## BRIEF
Repeat the data verbatim.

## MATERIAL SHOWN
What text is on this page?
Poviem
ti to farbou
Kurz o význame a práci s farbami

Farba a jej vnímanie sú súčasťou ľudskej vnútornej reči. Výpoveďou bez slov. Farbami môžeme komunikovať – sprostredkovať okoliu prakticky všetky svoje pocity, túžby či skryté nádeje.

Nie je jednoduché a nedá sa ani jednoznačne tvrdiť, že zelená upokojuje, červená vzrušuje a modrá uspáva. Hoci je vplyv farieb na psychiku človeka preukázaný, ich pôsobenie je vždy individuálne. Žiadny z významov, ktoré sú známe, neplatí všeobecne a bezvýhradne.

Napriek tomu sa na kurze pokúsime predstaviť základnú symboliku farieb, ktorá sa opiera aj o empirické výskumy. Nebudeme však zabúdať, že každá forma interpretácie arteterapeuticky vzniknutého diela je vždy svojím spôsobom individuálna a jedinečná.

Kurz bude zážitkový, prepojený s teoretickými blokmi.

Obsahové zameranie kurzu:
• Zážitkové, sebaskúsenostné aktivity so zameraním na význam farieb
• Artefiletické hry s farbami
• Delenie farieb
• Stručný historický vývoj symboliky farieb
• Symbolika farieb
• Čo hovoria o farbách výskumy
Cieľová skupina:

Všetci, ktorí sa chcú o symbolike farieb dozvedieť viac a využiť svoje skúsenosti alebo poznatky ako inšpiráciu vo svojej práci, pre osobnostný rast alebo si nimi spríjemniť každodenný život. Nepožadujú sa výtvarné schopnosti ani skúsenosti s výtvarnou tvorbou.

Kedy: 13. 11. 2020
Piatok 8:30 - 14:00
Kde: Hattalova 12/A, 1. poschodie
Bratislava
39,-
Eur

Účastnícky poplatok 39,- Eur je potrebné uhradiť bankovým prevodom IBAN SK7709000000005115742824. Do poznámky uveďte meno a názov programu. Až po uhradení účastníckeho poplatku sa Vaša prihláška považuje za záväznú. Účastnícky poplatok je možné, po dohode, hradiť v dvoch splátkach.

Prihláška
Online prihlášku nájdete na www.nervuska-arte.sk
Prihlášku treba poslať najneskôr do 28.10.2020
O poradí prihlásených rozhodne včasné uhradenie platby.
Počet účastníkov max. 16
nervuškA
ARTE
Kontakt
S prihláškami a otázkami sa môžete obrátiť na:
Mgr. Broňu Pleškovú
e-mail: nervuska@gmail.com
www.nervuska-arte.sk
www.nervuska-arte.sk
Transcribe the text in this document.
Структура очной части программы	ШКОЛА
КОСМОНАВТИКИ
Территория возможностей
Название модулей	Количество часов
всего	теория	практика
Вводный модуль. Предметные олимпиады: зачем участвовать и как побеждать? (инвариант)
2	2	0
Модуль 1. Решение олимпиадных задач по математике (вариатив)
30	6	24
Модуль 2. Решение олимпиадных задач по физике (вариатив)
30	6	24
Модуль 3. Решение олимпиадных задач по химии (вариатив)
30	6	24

## FINAL ANSWER
What text is on this page?
Poviem
ti to farbou
Kurz o význame a práci s farbami

Farba a jej vnímanie sú súčasťou ľudskej vnútornej reči. Výpoveďou bez slov. Farbami môžeme komunikovať – sprostredkovať okoliu prakticky všetky svoje pocity, túžby či skryté nádeje.

Nie je jednoduché a nedá sa ani jednoznačne tvrdiť, že zelená upokojuje, červená vzrušuje a modrá uspáva. Hoci je vplyv farieb na psychiku človeka preukázaný, ich pôsobenie je vždy individuálne. Žiadny z významov, ktoré sú známe, neplatí všeobecne a bezvýhradne.

Napriek tomu sa na kurze pokúsime predstaviť základnú symboliku farieb, ktorá sa opiera aj o empirické výskumy. Nebudeme však zabúdať, že každá forma interpretácie arteterapeuticky vzniknutého diela je vždy svojím spôsobom individuálna a jedinečná.

Kurz bude zážitkový, prepojený s teoretickými blokmi.

Obsahové zameranie kurzu:
• Zážitkové, sebaskúsenostné aktivity so zameraním na význam farieb
• Artefiletické hry s farbami
• Delenie farieb
• Stručný historický vývoj symboliky farieb
• Symbolika farieb
• Čo hovoria o farbách výskumy
Cieľová skupina:

Všetci, ktorí sa chcú o symbolike farieb dozvedieť viac a využiť svoje skúsenosti alebo poznatky ako inšpiráciu vo svojej práci, pre osobnostný rast alebo si nimi spríjemniť každodenný život. Nepožadujú sa výtvarné schopnosti ani skúsenosti s výtvarnou tvorbou.

Kedy: 13. 11. 2020
Piatok 8:30 - 14:00
Kde: Hattalova 12/A, 1. poschodie
Bratislava
39,-
Eur

Účastnícky poplatok 39,- Eur je potrebné uhradiť bankovým prevodom IBAN SK7709000000005115742824. Do poznámky uveďte meno a názov programu. Až po uhradení účastníckeho poplatku sa Vaša prihláška považuje za záväznú. Účastnícky poplatok je možné, po dohode, hradiť v dvoch splátkach.

Prihláška
Online prihlášku nájdete na www.nervuska-arte.sk
Prihlášku treba poslať najneskôr do 28.10.2020
O poradí prihlásených rozhodne včasné uhradenie platby.
Počet účastníkov max. 16
nervuškA
ARTE
Kontakt
S prihláškami a otázkami sa môžete obrátiť na:
Mgr. Broňu Pleškovú
e-mail: nervuska@gmail.com
www.nervuska-arte.sk
www.nervuska-arte.sk
Transcribe the text in this document.
Структура очной части программы	ШКОЛА
КОСМОНАВТИКИ
Территория возможностей
Название модулей	Количество часов
всего	теория	практика
Вводный модуль. Предметные олимпиады: зачем участвовать и как побеждать? (инвариант)
2	2	0
Модуль 1. Решение олимпиадных задач по математике (вариатив)
30	6	24
Модуль 2. Решение олимпиадных задач по физике (вариатив)
30	6	24
Модуль 3. Решение олимпиадных задач по химии (вариатив)
30	6	24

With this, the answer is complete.